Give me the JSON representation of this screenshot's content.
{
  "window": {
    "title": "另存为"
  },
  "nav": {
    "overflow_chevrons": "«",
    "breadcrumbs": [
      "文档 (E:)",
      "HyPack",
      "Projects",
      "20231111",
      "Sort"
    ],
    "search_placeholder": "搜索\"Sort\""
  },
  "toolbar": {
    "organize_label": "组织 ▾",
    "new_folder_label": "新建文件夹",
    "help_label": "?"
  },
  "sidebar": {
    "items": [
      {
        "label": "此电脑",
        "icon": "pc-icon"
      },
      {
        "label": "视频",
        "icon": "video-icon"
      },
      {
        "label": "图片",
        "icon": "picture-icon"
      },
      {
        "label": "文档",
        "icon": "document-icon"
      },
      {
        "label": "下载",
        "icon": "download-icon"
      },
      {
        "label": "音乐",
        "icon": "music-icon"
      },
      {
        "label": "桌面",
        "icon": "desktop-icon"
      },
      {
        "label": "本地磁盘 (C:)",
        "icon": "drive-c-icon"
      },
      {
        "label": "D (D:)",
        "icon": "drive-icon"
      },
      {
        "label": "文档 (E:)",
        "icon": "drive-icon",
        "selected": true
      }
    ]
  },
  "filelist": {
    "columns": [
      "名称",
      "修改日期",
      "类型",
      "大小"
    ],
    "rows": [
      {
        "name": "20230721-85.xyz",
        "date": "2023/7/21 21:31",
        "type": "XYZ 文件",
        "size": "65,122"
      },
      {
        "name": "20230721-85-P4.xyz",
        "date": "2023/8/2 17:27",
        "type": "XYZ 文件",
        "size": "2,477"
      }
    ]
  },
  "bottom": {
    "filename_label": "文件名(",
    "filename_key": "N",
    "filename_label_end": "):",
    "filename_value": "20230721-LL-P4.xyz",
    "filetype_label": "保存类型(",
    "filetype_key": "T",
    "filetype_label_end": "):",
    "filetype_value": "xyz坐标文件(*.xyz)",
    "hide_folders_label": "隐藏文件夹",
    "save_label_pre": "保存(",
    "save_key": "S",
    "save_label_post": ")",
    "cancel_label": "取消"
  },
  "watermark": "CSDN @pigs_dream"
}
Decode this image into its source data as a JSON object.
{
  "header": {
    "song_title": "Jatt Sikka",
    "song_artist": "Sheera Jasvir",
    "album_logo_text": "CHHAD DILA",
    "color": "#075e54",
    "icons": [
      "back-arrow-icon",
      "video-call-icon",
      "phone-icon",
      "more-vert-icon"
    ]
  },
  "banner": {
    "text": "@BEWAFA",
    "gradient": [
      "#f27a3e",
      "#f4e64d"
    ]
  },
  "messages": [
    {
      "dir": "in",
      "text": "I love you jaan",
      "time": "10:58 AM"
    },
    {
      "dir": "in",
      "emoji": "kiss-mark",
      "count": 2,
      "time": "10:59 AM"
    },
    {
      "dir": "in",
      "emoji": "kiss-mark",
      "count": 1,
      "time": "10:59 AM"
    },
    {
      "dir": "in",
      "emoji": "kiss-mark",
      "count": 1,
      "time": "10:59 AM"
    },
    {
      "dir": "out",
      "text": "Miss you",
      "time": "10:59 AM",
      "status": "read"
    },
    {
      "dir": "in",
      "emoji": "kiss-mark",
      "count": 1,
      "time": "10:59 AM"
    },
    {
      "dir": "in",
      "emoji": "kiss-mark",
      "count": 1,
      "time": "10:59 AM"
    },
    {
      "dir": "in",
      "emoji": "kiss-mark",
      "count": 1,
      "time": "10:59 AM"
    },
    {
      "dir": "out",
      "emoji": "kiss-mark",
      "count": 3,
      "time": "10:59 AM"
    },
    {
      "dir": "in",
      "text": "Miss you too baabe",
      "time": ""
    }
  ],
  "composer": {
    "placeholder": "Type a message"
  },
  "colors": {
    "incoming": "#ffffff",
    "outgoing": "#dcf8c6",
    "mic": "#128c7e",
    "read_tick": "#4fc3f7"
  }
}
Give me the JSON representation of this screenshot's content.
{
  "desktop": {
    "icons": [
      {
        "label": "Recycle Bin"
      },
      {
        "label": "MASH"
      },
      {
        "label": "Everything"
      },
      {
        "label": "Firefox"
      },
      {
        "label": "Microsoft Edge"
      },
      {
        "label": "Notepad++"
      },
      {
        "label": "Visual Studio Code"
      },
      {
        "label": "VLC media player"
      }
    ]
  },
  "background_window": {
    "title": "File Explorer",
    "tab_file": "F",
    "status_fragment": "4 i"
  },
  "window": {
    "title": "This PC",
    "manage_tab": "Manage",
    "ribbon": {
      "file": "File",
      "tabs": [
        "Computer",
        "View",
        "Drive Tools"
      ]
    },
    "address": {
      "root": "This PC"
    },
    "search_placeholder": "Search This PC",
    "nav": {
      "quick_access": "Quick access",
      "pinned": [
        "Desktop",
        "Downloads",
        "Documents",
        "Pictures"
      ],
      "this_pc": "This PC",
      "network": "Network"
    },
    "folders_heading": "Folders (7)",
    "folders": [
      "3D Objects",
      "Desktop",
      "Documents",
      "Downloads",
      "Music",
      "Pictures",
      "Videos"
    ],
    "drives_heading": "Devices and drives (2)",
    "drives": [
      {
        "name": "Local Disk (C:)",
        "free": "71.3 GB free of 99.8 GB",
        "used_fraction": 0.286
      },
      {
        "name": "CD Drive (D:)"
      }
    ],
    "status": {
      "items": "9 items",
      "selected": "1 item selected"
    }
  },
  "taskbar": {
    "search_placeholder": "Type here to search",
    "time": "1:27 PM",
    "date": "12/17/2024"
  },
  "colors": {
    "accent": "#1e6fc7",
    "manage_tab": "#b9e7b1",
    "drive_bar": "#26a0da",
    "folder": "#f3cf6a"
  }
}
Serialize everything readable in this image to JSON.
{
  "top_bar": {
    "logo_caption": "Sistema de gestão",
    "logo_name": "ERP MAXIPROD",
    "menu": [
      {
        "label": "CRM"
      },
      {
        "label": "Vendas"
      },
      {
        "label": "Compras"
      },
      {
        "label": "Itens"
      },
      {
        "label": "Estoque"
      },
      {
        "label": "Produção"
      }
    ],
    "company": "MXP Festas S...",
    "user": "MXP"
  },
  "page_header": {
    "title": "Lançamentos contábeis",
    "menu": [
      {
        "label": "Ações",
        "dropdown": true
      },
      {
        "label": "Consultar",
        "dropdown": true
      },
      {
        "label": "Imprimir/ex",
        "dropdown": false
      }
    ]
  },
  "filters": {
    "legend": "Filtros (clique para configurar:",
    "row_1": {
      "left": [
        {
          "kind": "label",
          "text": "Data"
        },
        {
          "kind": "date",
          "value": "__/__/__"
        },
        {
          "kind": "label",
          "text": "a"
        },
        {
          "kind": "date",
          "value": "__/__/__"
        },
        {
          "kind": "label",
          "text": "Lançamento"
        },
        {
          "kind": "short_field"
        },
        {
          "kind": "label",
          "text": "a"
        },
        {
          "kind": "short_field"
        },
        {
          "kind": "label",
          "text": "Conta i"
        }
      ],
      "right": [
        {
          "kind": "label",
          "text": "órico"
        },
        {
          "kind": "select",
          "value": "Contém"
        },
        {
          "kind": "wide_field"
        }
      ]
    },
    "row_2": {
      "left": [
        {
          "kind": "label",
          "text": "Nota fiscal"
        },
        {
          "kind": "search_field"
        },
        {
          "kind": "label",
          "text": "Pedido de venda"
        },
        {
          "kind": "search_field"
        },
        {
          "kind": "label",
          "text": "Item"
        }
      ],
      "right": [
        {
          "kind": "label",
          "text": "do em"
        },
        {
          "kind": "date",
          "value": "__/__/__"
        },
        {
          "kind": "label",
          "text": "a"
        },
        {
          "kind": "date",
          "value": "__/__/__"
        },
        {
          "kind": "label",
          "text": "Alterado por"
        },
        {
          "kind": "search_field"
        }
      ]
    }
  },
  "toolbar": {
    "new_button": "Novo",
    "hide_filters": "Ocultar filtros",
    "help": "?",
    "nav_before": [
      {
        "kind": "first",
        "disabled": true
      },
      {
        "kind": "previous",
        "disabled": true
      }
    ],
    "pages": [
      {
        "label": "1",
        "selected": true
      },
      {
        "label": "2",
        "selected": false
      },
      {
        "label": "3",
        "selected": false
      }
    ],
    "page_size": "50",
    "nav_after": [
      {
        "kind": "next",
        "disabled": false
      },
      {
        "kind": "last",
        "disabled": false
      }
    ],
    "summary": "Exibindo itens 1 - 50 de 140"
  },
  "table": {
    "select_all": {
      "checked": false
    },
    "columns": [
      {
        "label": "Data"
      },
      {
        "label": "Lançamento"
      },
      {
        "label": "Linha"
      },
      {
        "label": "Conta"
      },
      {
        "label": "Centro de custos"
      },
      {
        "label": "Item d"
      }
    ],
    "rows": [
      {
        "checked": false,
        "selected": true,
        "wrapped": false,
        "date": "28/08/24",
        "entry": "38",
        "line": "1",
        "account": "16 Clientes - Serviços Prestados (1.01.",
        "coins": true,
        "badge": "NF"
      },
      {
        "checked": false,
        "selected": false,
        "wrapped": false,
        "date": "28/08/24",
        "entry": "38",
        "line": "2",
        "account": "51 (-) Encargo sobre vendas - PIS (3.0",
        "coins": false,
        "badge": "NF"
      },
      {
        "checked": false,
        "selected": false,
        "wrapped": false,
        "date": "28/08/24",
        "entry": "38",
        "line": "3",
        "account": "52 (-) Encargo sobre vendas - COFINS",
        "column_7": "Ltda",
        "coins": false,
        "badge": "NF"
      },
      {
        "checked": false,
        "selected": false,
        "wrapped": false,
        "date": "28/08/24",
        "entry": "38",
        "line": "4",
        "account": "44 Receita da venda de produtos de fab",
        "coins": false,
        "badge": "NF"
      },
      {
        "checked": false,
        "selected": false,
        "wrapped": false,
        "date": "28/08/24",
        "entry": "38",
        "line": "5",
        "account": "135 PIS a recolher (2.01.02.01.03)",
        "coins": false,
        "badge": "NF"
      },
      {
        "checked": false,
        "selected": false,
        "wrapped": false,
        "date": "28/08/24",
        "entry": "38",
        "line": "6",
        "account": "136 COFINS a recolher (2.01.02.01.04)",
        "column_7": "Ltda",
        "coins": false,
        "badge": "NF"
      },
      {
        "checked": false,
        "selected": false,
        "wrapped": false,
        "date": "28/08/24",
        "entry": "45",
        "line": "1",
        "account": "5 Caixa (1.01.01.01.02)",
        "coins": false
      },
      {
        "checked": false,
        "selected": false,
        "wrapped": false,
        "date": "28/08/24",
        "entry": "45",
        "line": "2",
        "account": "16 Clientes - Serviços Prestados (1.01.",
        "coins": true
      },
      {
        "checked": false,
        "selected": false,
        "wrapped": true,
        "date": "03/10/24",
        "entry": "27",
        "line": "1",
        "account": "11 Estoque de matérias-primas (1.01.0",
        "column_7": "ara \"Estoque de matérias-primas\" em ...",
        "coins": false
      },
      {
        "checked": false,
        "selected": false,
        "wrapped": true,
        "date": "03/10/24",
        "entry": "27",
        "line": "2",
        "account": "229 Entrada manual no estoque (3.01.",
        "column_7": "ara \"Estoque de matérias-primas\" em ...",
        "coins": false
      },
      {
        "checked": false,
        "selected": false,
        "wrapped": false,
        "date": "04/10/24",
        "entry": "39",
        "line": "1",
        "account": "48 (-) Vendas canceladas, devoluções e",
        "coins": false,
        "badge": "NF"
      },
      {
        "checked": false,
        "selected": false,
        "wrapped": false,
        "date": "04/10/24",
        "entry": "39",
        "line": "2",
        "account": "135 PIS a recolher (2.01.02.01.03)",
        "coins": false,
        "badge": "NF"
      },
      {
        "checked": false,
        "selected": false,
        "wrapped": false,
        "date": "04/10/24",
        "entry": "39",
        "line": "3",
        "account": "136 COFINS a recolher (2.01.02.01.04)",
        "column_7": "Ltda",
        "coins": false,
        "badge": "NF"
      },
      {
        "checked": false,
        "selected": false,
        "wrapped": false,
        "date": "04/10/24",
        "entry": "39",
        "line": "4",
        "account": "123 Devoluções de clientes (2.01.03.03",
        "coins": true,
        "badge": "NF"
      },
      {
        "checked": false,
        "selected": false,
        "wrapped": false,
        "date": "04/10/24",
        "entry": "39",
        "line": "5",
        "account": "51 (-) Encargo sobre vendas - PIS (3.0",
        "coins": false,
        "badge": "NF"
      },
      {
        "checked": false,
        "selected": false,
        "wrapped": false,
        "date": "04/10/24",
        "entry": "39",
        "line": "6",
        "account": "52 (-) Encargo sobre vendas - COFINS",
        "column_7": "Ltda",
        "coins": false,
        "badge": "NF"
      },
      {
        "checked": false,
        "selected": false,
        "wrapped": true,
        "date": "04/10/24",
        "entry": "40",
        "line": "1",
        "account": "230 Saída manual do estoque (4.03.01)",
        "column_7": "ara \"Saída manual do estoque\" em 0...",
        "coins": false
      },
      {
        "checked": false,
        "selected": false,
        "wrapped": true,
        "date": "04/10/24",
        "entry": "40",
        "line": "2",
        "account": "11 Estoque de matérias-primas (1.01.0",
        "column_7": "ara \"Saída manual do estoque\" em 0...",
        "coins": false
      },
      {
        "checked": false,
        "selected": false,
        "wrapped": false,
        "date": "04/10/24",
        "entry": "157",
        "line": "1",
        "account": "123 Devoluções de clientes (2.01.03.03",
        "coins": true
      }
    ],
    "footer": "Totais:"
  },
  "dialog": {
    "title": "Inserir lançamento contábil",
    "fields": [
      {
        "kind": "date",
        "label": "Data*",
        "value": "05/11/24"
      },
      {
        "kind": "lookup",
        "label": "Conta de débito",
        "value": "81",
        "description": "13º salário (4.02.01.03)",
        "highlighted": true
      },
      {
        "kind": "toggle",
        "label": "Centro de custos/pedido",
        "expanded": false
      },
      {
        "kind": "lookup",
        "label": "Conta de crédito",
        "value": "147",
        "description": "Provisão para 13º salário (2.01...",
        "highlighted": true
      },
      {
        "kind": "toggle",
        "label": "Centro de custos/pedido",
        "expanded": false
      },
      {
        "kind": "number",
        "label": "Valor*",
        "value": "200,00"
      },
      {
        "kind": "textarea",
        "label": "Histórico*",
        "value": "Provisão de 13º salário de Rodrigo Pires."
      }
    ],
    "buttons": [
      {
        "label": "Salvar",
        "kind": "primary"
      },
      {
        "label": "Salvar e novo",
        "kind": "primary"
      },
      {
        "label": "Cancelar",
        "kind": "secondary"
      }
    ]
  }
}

··········

• What this task involves:
Which lines contain "manual"? Show each of them.

• Written response:
        "account": "229 Entrada manual no estoque (3.01.",
        "account": "230 Saída manual do estoque (4.03.01)",
        "column_7": "ara \"Saída manual do estoque\" em 0...",
        "column_7": "ara \"Saída manual do estoque\" em 0...",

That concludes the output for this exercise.